### WORK TO BE COMPLETED
Copy out the data exactly, leaving the pictures behind.

--- START OF MATERIAL FOR THE TASK ---

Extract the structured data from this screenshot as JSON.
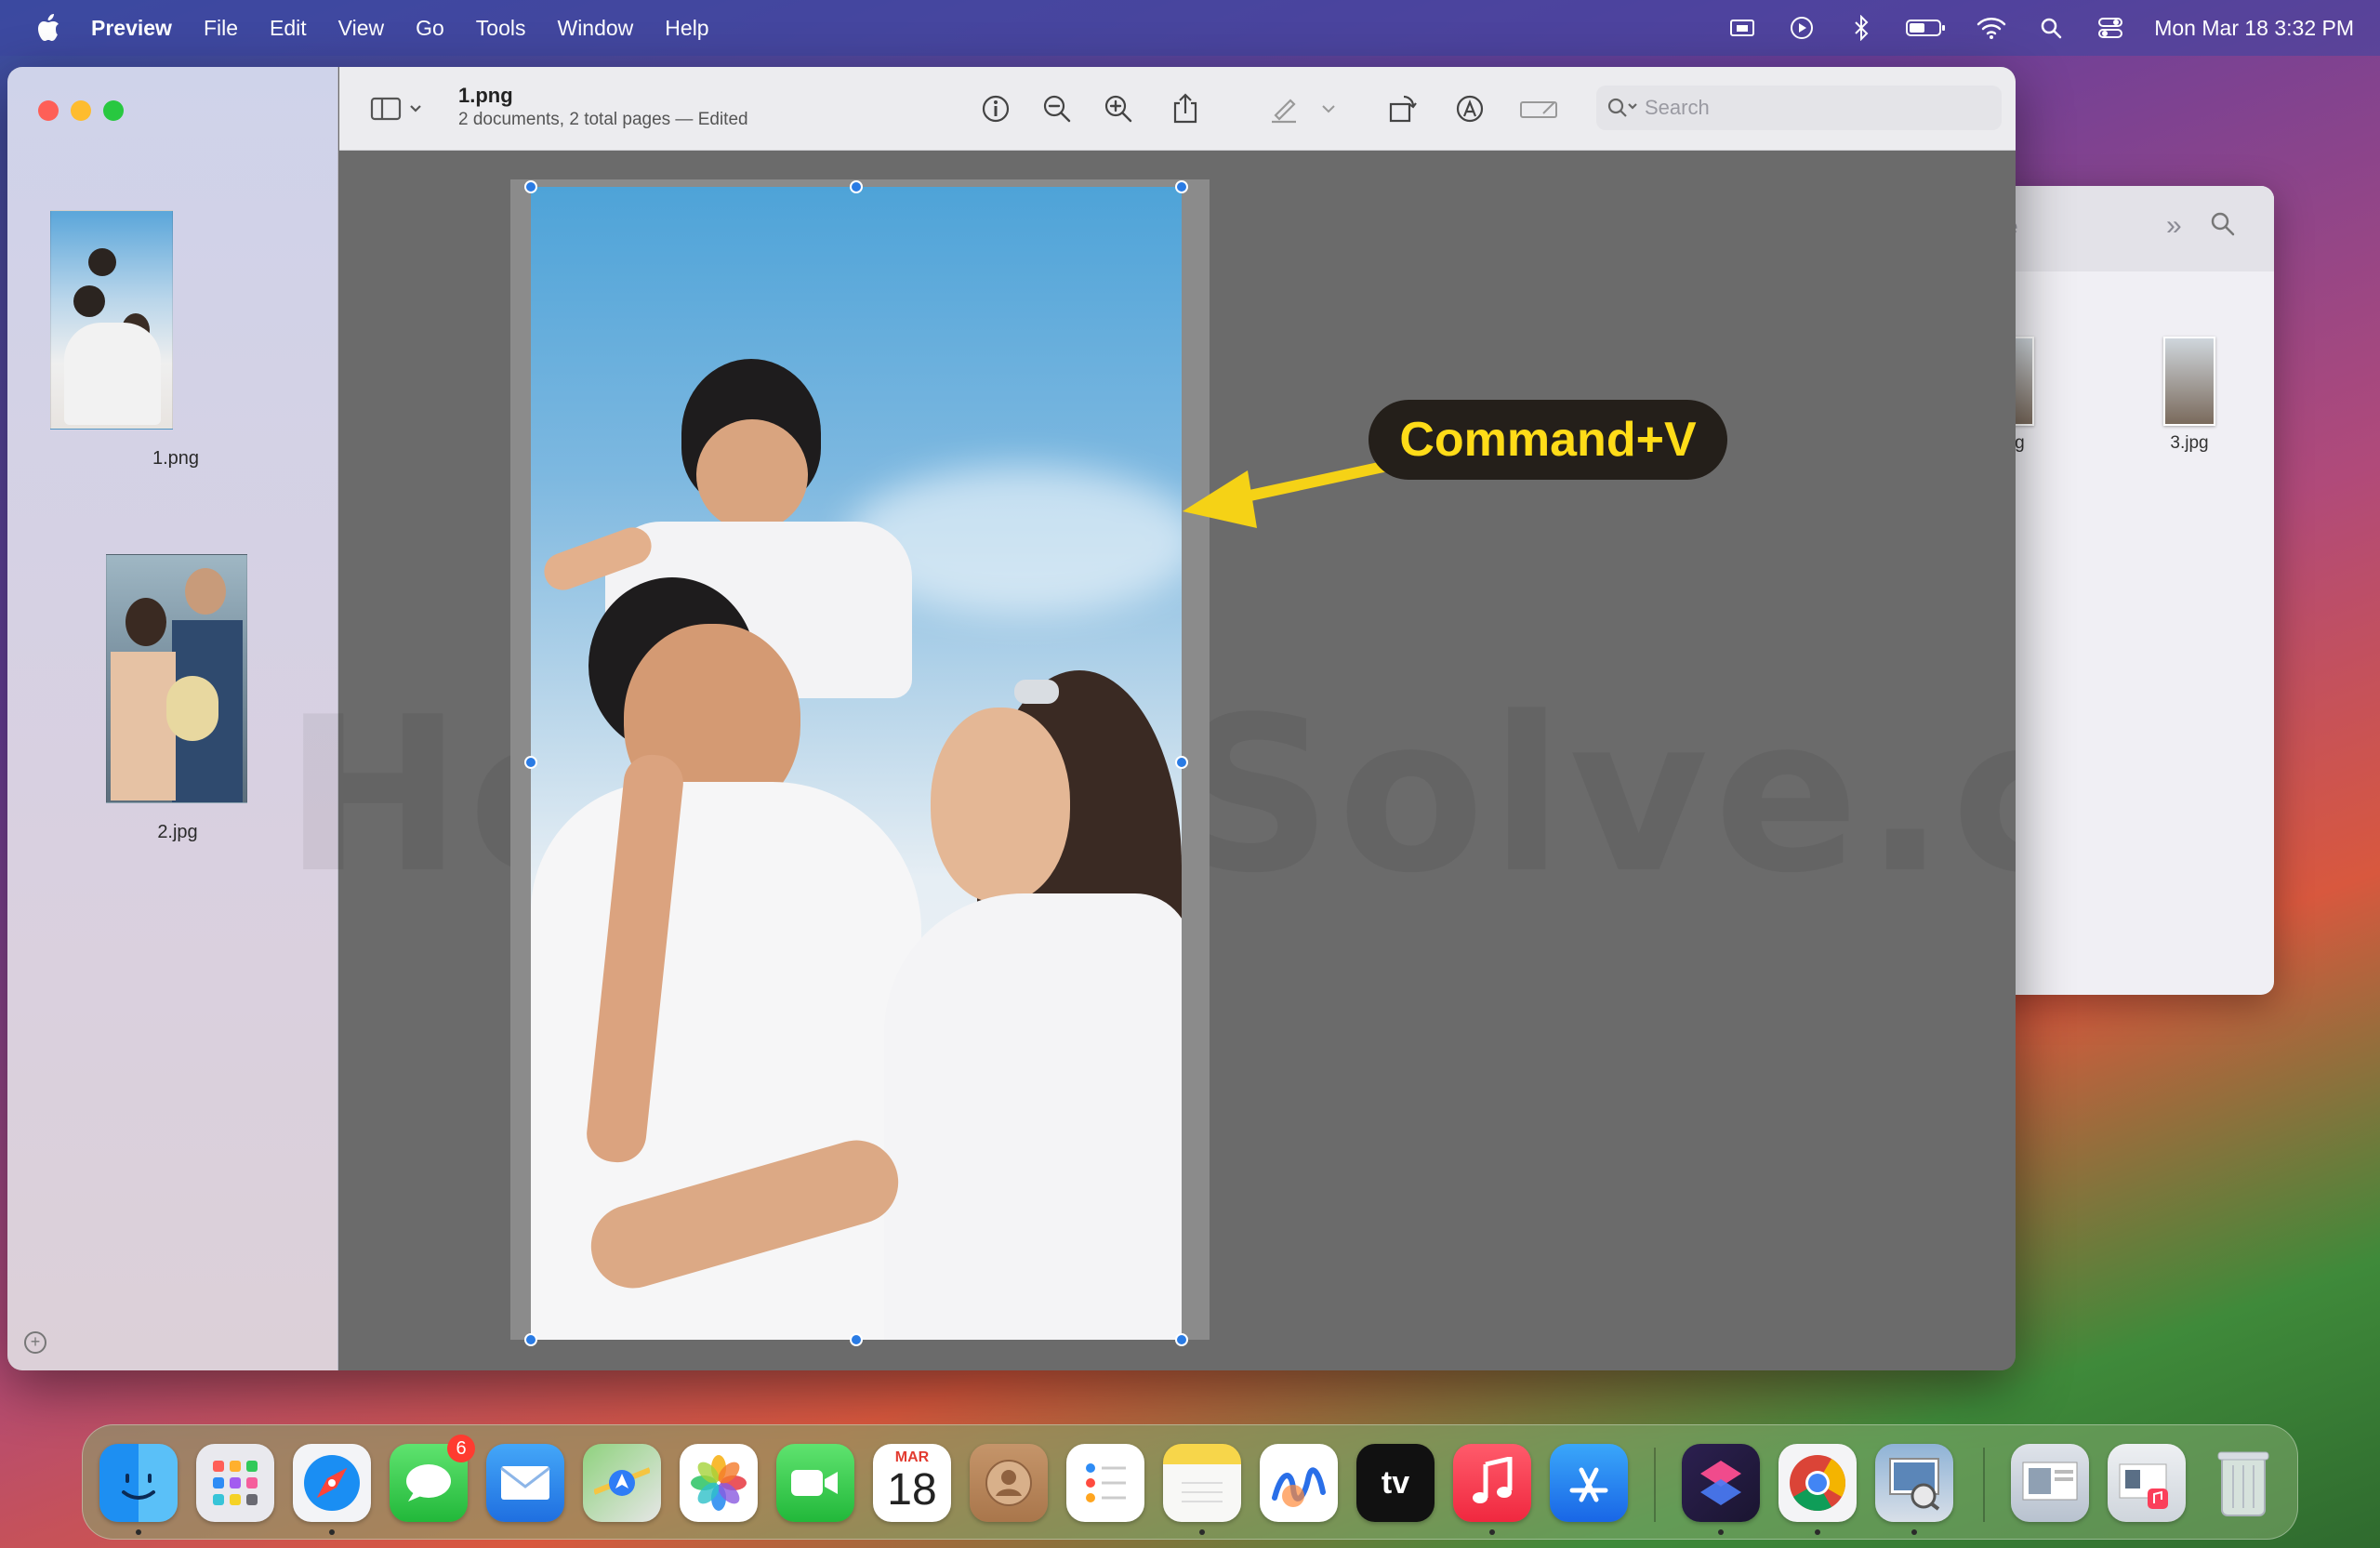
{
  "menubar": {
    "app_name": "Preview",
    "menus": [
      "File",
      "Edit",
      "View",
      "Go",
      "Tools",
      "Window",
      "Help"
    ],
    "clock": "Mon Mar 18  3:32 PM"
  },
  "preview": {
    "doc_title": "1.png",
    "doc_subtitle": "2 documents, 2 total pages — Edited",
    "search_placeholder": "Search",
    "sidebar": [
      {
        "label": "1.png"
      },
      {
        "label": "2.jpg"
      }
    ],
    "watermark": "HowToiSolve.com"
  },
  "finder": {
    "title_fragment": "ge",
    "items": [
      {
        "label": "jpg"
      },
      {
        "label": "3.jpg"
      }
    ]
  },
  "callout": {
    "text": "Command+V",
    "color": "#ffdc18"
  },
  "dock": {
    "messages_badge": "6",
    "calendar_month": "MAR",
    "calendar_day": "18",
    "appletv_label": "tv"
  }
}
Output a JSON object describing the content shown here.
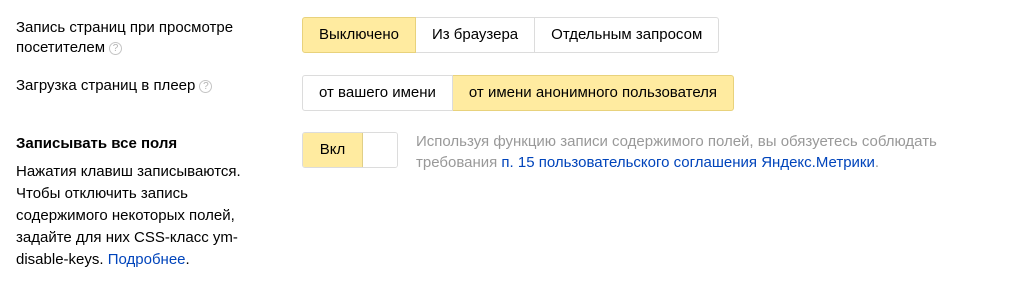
{
  "page_view_recording": {
    "label_line1": "Запись страниц при просмотре",
    "label_line2": "посетителем",
    "help_glyph": "?",
    "options": [
      "Выключено",
      "Из браузера",
      "Отдельным запросом"
    ],
    "selected": "Выключено"
  },
  "player_loading": {
    "label": "Загрузка страниц в плеер",
    "help_glyph": "?",
    "options": [
      "от вашего имени",
      "от имени анонимного пользователя"
    ],
    "selected": "от имени анонимного пользователя"
  },
  "record_all_fields": {
    "title": "Записывать все поля",
    "description_lines": [
      "Нажатия клавиш записываются.",
      "Чтобы отключить запись",
      "содержимого некоторых полей,",
      "задайте для них CSS-класс ym-",
      "disable-keys."
    ],
    "more_link": "Подробнее",
    "more_suffix": ".",
    "toggle_label": "Вкл",
    "toggle_state": "on",
    "hint_line1": "Используя функцию записи содержимого полей, вы обязуетесь соблюдать",
    "hint_prefix": "требования ",
    "hint_link": "п. 15 пользовательского соглашения Яндекс.Метрики",
    "hint_suffix": "."
  },
  "colors": {
    "active_fill": "#ffeba0",
    "link": "#0044bb",
    "hint_text": "#999999"
  }
}
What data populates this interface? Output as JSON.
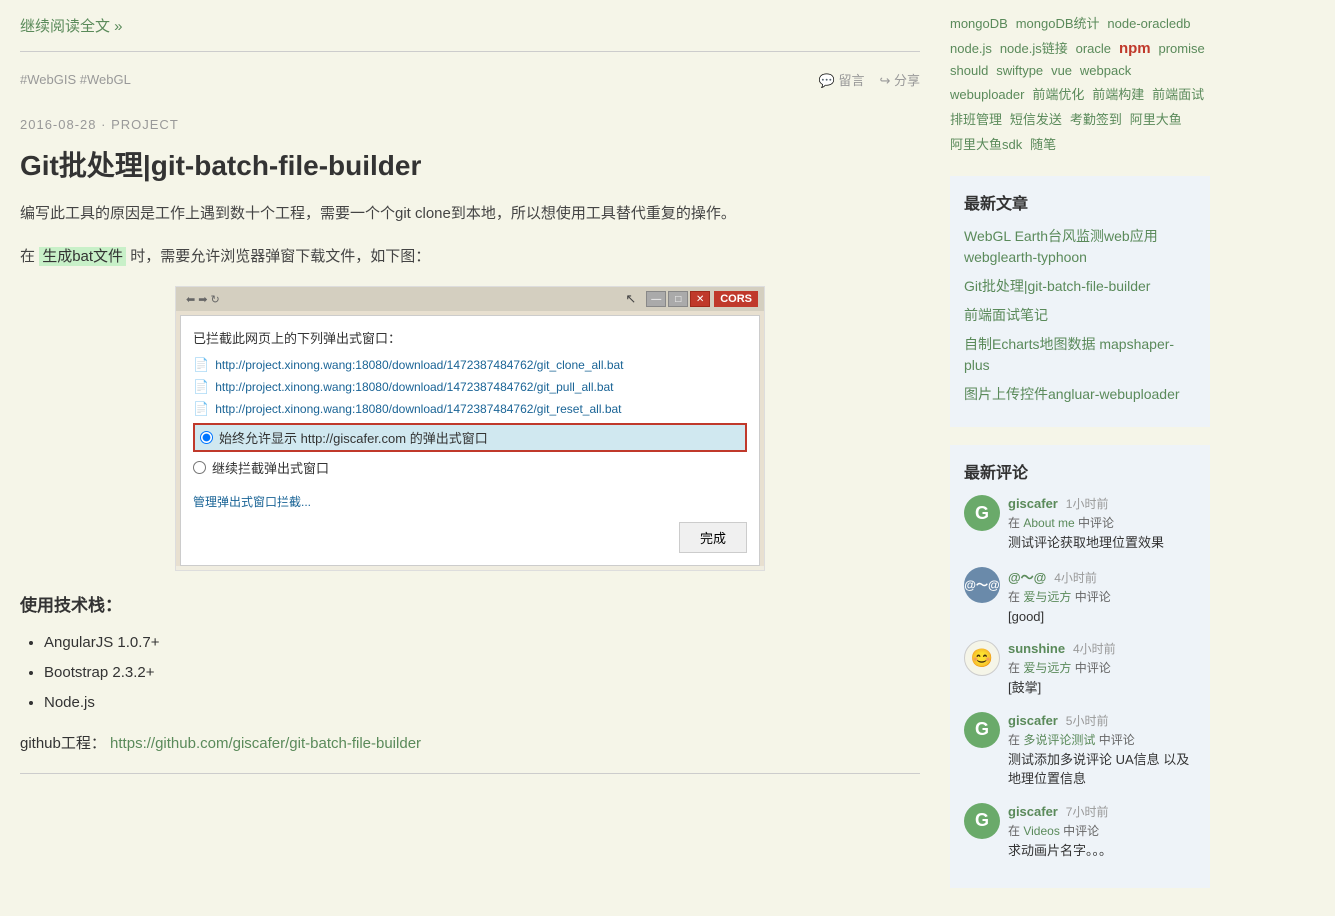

--- END OF MATERIAL FOR THE TASK ---

### RESULT OF THIS TASK
Extract the structured data from this screenshot as JSON.
{
  "menubar": {
    "app_name": "Preview",
    "menus": [
      "File",
      "Edit",
      "View",
      "Go",
      "Tools",
      "Window",
      "Help"
    ],
    "clock": "Mon Mar 18  3:32 PM"
  },
  "preview": {
    "doc_title": "1.png",
    "doc_subtitle": "2 documents, 2 total pages — Edited",
    "search_placeholder": "Search",
    "sidebar": [
      {
        "label": "1.png"
      },
      {
        "label": "2.jpg"
      }
    ],
    "watermark": "HowToiSolve.com"
  },
  "finder": {
    "title_fragment": "ge",
    "items": [
      {
        "label": "jpg"
      },
      {
        "label": "3.jpg"
      }
    ]
  },
  "callout": {
    "text": "Command+V",
    "color": "#ffdc18"
  },
  "dock": {
    "messages_badge": "6",
    "calendar_month": "MAR",
    "calendar_day": "18",
    "appletv_label": "tv"
  }
}
Output a JSON object describing the content shown here.
{
  "page_view_recording": {
    "label_line1": "Запись страниц при просмотре",
    "label_line2": "посетителем",
    "help_glyph": "?",
    "options": [
      "Выключено",
      "Из браузера",
      "Отдельным запросом"
    ],
    "selected": "Выключено"
  },
  "player_loading": {
    "label": "Загрузка страниц в плеер",
    "help_glyph": "?",
    "options": [
      "от вашего имени",
      "от имени анонимного пользователя"
    ],
    "selected": "от имени анонимного пользователя"
  },
  "record_all_fields": {
    "title": "Записывать все поля",
    "description_lines": [
      "Нажатия клавиш записываются.",
      "Чтобы отключить запись",
      "содержимого некоторых полей,",
      "задайте для них CSS-класс ym-",
      "disable-keys."
    ],
    "more_link": "Подробнее",
    "more_suffix": ".",
    "toggle_label": "Вкл",
    "toggle_state": "on",
    "hint_line1": "Используя функцию записи содержимого полей, вы обязуетесь соблюдать",
    "hint_prefix": "требования ",
    "hint_link": "п. 15 пользовательского соглашения Яндекс.Метрики",
    "hint_suffix": "."
  },
  "colors": {
    "active_fill": "#ffeba0",
    "link": "#0044bb",
    "hint_text": "#999999"
  }
}
What data populates this interface? Output as JSON.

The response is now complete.